- _抜粋文_:
主な業態 「やぶ屋」「フライの一八」「すしの哲也」 「尾毛多セコ代」「ウマナミナノネ」
企業HP http://www.yabuya.com/

23歳のギブアップ。

「望んでいたわけではないが、ぼくはこれでよかったと思っている」、父はそういって息子の横瀬に店を閉めるよう促した。
「あれは、店をはじめて3年目のことです。私は、16歳から飲食の世界に入りました。父の店を2年、手伝いました。親子ということもあったし、私もまだ若かったから衝突もあって、何度か店を飛び出しました。18、19歳の2年間は親許を離れ、東京の焼鳥店で働いていました。20歳の時に名古屋に戻り、店をだしてもらいます。それが『鉄板焼き居酒屋 SHINOJIMA』です」。
最初の2年間は快調だった。
「オープン初月からお客様がつき、2年目になると電気代もガス代も、家賃も、材料費も、スタッフの給与も含め必要な経費をぜんぶ払っても100万円、残るんです」。
手元に残ったお金を数え、有頂天になった。
20代前半といっても経験は豊富。自信もある。人柄もいい。客にも従業員にも慕われていた。だが、経営はザル。原価30%だけがインプットされていた数字だった。そんな経営者にはきまって落とし穴があいている。
「3年目に入ってからです。いろんな人に誘われて、ゴルフはもちろん、外車も買って。夜な夜な遊びに繰り出します。そうなるともう店はダメですよね。私一人が、好き勝手な方向に突っ走って、振り返ってみたらもう誰もいませんでした」。
横瀬を慕っていたスタッフもいなくなった。常連客の足も遠のいた。代わりに店には、連日、閑古鳥が鳴いた。
父が訪れてきたのは、そんな時だった。
「あの時、兄にも大学に行かせるのに1000万円使った。だから、もういい。もういいから、ギブアップしなさいと言われたんです。ほんとうは私にも兄とおなじように大学に進んでほしかったんです。だけど、私は勝手に、この道を選択しました。それなのに、私の生き方も肯定してくれている父でした。だから、あの一言はよけいに心に響きました」。

- _提供データ一覧_:
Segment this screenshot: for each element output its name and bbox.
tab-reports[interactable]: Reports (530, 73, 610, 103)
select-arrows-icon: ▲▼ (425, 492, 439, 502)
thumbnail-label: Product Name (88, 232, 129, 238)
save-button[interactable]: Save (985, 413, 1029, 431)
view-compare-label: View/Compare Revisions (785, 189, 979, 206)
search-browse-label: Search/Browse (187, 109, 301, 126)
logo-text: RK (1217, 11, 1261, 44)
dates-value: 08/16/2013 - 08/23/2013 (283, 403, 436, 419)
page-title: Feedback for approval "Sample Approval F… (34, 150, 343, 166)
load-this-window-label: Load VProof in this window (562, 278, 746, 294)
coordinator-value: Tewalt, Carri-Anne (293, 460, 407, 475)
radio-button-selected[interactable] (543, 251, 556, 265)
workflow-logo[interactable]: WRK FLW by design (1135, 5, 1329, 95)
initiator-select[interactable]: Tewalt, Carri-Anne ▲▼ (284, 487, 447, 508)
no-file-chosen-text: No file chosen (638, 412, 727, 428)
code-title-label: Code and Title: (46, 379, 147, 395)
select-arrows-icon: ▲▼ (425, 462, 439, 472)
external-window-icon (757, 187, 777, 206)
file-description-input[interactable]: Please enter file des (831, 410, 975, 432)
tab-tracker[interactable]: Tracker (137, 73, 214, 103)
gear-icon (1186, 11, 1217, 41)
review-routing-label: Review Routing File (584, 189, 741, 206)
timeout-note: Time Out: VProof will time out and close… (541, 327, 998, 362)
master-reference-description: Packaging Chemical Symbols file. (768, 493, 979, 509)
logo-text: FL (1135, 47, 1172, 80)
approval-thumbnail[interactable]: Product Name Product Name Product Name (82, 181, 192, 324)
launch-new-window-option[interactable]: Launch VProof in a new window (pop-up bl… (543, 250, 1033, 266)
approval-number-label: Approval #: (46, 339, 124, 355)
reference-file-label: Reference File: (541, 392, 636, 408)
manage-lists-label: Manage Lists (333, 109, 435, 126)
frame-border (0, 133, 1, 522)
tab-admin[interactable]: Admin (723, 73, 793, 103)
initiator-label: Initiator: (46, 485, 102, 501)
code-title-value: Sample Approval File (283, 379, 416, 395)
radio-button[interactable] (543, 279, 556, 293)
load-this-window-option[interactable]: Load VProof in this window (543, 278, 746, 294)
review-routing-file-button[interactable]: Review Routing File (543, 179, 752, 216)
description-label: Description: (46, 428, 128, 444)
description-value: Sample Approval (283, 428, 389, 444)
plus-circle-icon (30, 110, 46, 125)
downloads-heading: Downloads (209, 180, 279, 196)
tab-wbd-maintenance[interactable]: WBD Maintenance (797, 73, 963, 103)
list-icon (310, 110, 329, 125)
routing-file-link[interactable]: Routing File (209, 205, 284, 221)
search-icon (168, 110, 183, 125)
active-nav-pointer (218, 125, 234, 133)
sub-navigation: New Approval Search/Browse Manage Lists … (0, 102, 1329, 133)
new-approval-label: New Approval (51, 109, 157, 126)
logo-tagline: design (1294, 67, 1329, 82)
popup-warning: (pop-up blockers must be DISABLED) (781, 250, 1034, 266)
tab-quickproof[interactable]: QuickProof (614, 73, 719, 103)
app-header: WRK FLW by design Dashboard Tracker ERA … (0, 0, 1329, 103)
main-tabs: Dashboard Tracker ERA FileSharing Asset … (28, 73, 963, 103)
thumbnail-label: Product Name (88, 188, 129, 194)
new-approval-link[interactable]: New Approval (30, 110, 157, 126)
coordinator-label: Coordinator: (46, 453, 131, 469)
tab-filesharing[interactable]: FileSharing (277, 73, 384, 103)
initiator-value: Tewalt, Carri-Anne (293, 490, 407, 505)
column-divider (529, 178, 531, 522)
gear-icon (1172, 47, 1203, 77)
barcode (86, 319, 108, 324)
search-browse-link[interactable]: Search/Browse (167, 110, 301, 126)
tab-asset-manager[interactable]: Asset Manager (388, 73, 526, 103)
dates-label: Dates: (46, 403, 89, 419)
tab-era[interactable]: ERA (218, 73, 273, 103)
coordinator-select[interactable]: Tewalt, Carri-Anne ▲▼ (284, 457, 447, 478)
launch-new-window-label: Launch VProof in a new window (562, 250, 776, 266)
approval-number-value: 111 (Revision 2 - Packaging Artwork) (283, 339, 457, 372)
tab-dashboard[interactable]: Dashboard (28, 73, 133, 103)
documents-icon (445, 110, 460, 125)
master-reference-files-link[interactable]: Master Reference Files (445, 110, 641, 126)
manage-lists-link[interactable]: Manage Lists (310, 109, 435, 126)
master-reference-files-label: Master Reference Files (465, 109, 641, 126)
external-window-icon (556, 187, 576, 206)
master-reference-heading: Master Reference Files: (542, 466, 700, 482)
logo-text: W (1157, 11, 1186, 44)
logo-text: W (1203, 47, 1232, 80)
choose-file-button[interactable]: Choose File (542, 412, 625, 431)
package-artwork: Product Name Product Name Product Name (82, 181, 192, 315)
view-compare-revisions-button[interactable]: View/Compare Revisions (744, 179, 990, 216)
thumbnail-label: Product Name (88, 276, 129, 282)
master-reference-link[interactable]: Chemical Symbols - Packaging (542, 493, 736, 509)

- _取り組む課題_:
1. 抜粋文のうち、「20代前半といっても経験は豊」から「には、連日、閑古鳥が鳴いた。」までの部分を、一字も変えずに再掲してください。
2. 抜粋文で、2年目に支払ってもなお100万円が残ったとされる経費として名前が挙がっている項目を、すべて書き出してください。
この一覧は、別の出典から取られたものです。

- _課題の解答_:
1.
20代前半といっても経験は豊富。自信もある。人柄もいい。客にも従業員にも慕われていた。だが、経営はザル。原価30%だけがインプットされていた数字だった。そんな経営者にはきまって落とし穴があいている。
「3年目に入ってからです。いろんな人に誘われて、ゴルフはもちろん、外車も買って。夜な夜な遊びに繰り出します。そうなるともう店はダメですよね。私一人が、好き勝手な方向に突っ走って、振り返ってみたらもう誰もいませんでした」。
横瀬を慕っていたスタッフもいなくなった。常連客の足も遠のいた。代わりに店には、連日、閑古鳥が鳴いた。

2. 電気代、ガス代、家賃、材料費、スタッフの給与